Task brief: For this exercise, copy out each line of the material below that includes "value".

═══ Supplied information

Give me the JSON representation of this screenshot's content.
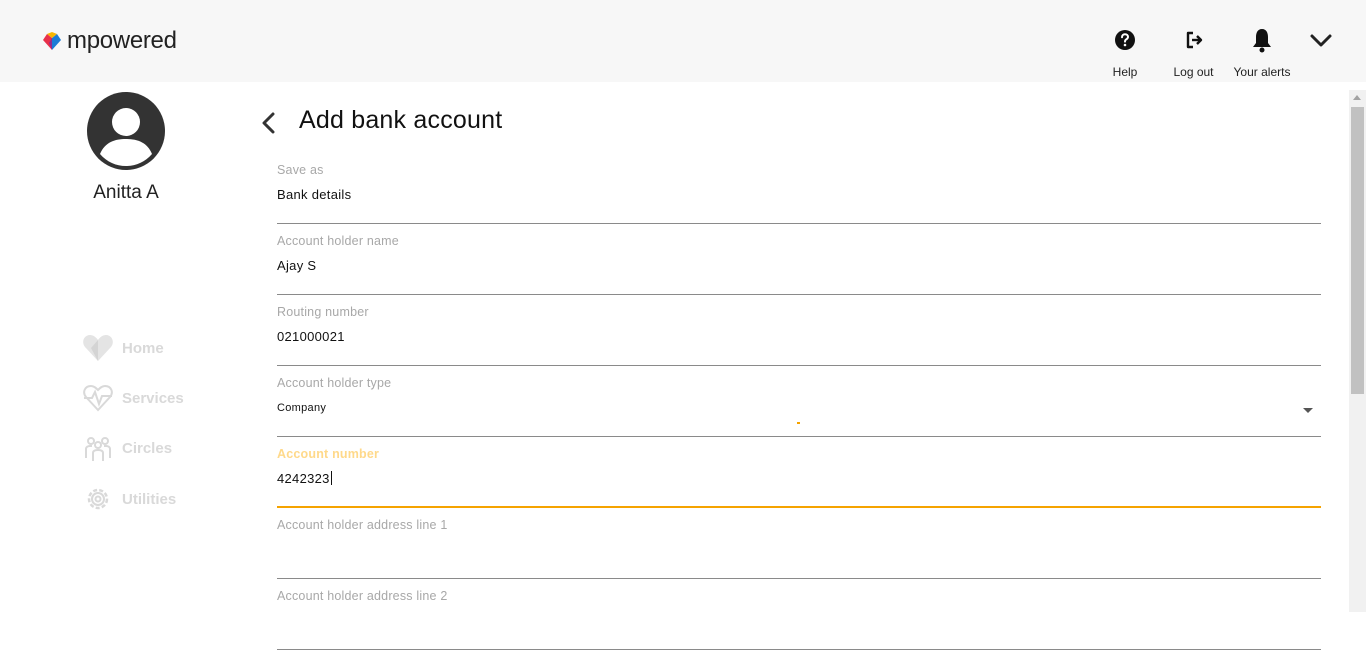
{
  "header": {
    "logo_text": "mpowered",
    "help_label": "Help",
    "logout_label": "Log out",
    "alerts_label": "Your alerts"
  },
  "sidebar": {
    "user_name": "Anitta A",
    "items": [
      {
        "label": "Home",
        "icon": "heart-icon"
      },
      {
        "label": "Services",
        "icon": "heartbeat-icon"
      },
      {
        "label": "Circles",
        "icon": "people-icon"
      },
      {
        "label": "Utilities",
        "icon": "gear-icon"
      }
    ]
  },
  "page": {
    "title": "Add bank account"
  },
  "form": {
    "fields": [
      {
        "label": "Save as",
        "value": "Bank details"
      },
      {
        "label": "Account holder name",
        "value": "Ajay S"
      },
      {
        "label": "Routing number",
        "value": "021000021"
      },
      {
        "label": "Account holder type",
        "value": "Company"
      },
      {
        "label": "Account number",
        "value": "4242323"
      },
      {
        "label": "Account holder address line 1",
        "value": ""
      },
      {
        "label": "Account holder address line 2",
        "value": ""
      }
    ]
  },
  "colors": {
    "accent": "#f5a300",
    "focused_label": "#ffd98a",
    "nav_inactive": "#d9d9d9",
    "header_bg": "#f7f7f7"
  }
}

══════

Completed task:
        "value": "Bank details"
        "value": "Ajay S"
        "value": "021000021"
        "value": "Company"
        "value": "4242323"
        "value": ""
        "value": ""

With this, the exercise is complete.